## Seçilen Metin
************

Somut olayda; uyuşmazlık, davacının ticari krediler kullandığı dönemde, Rekabet Kurulu Kararı’na göre, davalı bankanın da aralarında bulunduğu (12) bankanın kartel oluşturacak şekilde rekabet ihlalinde bulunup bulunmadığı ve uygulanan yüksek faiz nedeniyle bir zararının bulunup bulunmadığı noktasında toplanmaktadır.
Rekabet Kurulu’nun 08/03/2013 tarih ve 13-13/198-100 sayılı kararı ile; davalının da aralarında bulunduğu (12) bankanın birlikte hareket ederek mevduat, kredi ve kredi kartı hizmetleri konusunda faiz karteli oluşturdukları ve rekabeti ihlâl ettikleri tespit ve kabul edilmiştir. Ancak, Rekabet Kurulu kararına göre bankaların anlaşmalı olarak yüksek faiz belirledikleri tespit edilen kredilerin tüketici kredileri olduğu, eldeki uyuşmazlığa konu kredilerin ise ticari krediler olduğu, bu nedenle davacının kullandığı kredilerde anlaşmalı olarak yüksek faiz uygulandığına dair bir delil olmadığı anlaşılmıştır (Yargıtay 11. HD. 02/19/2019 tarih, 2019/1213 E. 2019/7738 K.). Bu nedenle, Rekabet Kurulu kararının kesinleşmesinin beklenmesi ile Ankara 2. İdare Mahkemesi’nde yeniden görülen davanın bekletici mesele yapılmasının davanın esasına etkili olmadığı anlaşılmakla ilk derece mahkemesi kararının usul ve yasaya uygun olduğu sonucuna varıldığından davacı vekilinin istinaf istemlerinin reddi gerekmiştir.

************

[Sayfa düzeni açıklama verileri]
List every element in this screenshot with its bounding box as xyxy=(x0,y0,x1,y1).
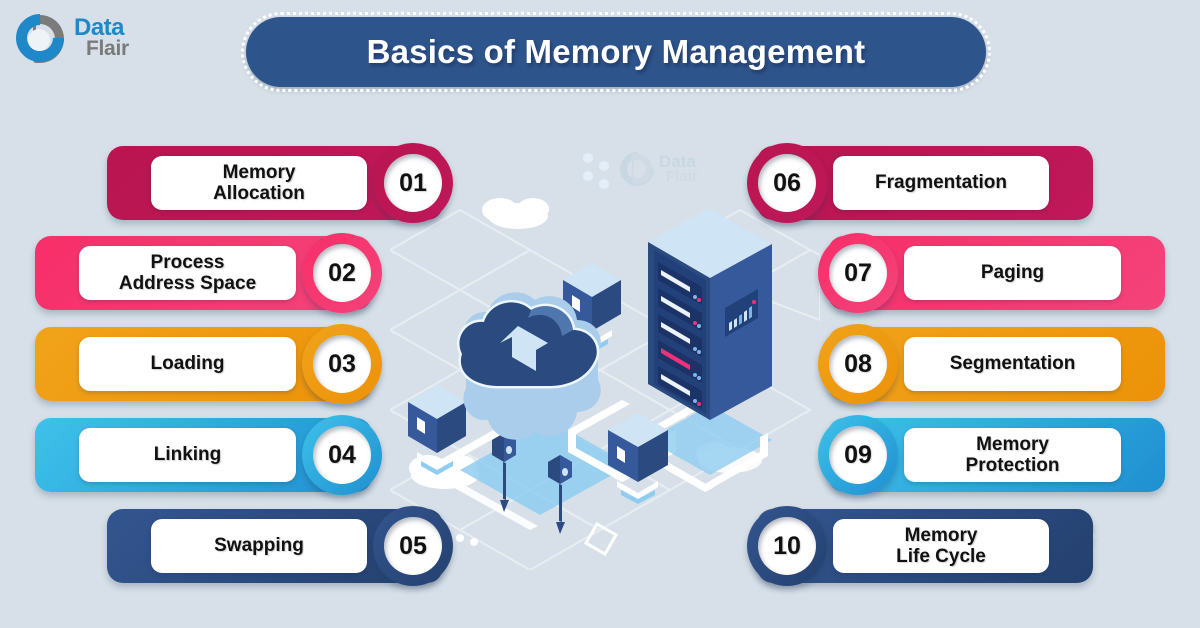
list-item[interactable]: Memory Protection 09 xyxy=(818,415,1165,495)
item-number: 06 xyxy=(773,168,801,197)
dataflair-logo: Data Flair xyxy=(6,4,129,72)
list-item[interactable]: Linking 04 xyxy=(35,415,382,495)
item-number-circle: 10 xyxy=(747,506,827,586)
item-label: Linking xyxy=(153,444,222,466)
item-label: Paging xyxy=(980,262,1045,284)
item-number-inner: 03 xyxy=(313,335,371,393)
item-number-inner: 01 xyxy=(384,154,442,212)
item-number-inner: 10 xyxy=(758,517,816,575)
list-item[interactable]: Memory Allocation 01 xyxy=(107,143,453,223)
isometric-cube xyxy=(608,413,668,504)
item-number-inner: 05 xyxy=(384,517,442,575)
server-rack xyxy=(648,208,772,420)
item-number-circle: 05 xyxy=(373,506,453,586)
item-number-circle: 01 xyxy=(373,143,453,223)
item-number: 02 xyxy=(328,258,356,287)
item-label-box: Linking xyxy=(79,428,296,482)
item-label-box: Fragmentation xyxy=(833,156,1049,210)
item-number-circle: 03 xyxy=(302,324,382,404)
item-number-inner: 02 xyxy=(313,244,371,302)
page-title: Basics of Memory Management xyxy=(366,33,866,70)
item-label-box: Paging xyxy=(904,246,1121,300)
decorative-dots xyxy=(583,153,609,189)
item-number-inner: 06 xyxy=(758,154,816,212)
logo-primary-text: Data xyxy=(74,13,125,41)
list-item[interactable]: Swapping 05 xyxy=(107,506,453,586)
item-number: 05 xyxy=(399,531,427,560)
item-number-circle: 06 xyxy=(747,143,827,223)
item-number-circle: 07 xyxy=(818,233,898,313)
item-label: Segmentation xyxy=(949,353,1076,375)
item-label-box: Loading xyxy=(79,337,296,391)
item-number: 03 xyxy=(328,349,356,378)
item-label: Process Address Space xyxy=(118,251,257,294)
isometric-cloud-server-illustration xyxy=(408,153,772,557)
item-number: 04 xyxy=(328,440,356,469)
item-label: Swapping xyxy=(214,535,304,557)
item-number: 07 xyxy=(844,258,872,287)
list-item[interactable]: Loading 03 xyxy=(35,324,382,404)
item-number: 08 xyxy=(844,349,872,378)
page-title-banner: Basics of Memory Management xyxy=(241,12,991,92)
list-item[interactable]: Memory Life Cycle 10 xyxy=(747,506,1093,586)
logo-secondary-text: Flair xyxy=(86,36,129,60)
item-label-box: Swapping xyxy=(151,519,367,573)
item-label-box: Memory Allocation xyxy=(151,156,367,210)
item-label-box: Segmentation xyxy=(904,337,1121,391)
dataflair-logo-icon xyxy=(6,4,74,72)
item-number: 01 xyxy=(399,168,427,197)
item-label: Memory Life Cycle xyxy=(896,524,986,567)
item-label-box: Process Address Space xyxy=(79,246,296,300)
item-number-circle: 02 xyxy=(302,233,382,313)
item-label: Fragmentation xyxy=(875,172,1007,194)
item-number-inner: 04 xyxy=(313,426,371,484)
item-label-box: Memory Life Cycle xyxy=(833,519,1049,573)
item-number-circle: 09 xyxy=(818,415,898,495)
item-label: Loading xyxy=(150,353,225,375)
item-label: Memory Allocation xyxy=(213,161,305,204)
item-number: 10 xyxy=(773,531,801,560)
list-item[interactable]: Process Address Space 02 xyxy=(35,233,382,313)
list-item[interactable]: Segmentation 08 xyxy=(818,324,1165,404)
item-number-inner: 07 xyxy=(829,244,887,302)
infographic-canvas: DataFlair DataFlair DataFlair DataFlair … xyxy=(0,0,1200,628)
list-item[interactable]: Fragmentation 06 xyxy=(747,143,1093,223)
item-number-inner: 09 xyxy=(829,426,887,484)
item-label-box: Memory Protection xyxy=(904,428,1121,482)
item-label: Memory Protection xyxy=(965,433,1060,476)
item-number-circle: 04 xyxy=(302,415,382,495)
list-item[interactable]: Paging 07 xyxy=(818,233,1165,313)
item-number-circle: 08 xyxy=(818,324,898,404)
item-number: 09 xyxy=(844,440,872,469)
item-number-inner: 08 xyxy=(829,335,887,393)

************

## Görev Listesi
[A] Faiz kartelini konu alan metne göre, Rekabet Kurulu kararında bankaların anlaşmalı olarak yüksek faiz belirledikleri tespit edilen krediler hangi türdendir?
[B] Faiz kartelini konu alan metinde "Somut olayda; uyuşmazlık, davacının" sözleriyle başlayıp "bulunmadığı noktasında toplanmaktadır." sözlerine kadar süren bölümü hiçbir değişiklik yapmadan yazınız.
[C] Faiz kartelini konu alan metni kaldığı yerden sürdürünüz.

## Görevlerin Yanıtları
[A] Tüketici kredileridir.

[B]
Somut olayda; uyuşmazlık, davacının ticari krediler kullandığı dönemde, Rekabet Kurulu Kararı’na göre, davalı bankanın da aralarında bulunduğu (12) bankanın kartel oluşturacak şekilde rekabet ihlalinde bulunup bulunmadığı ve uygulanan yüksek faiz nedeniyle bir zararının bulunup bulunmadığı noktasında toplanmaktadır.

[C]
Açıklanan nedenlerle; dosya kapsamına, kararın dayandığı delillerle, yasaya uygun gerektirici nedenlere, delillerin takdirinde bir isabetsizlik bulunmamasına ve ileri sürülen istinaf sebepleri dikkate alındığında; mahkemenin vakıa ve hukuki değerlendirmesinde; usul ve esas yönünden yasaya aykırılık bulunmamasına, HMK’nın 355. maddesi uyarınca; kamu düzenine ilişkin konularda da kararın esasına etkili bir aykırılık bulunmaması nazara alınarak; davacı vekilinin istinaf sebepleri yerinde görülmediğinden; istinaf başvurusunun esastan reddine, karar vermek gerekmiştir.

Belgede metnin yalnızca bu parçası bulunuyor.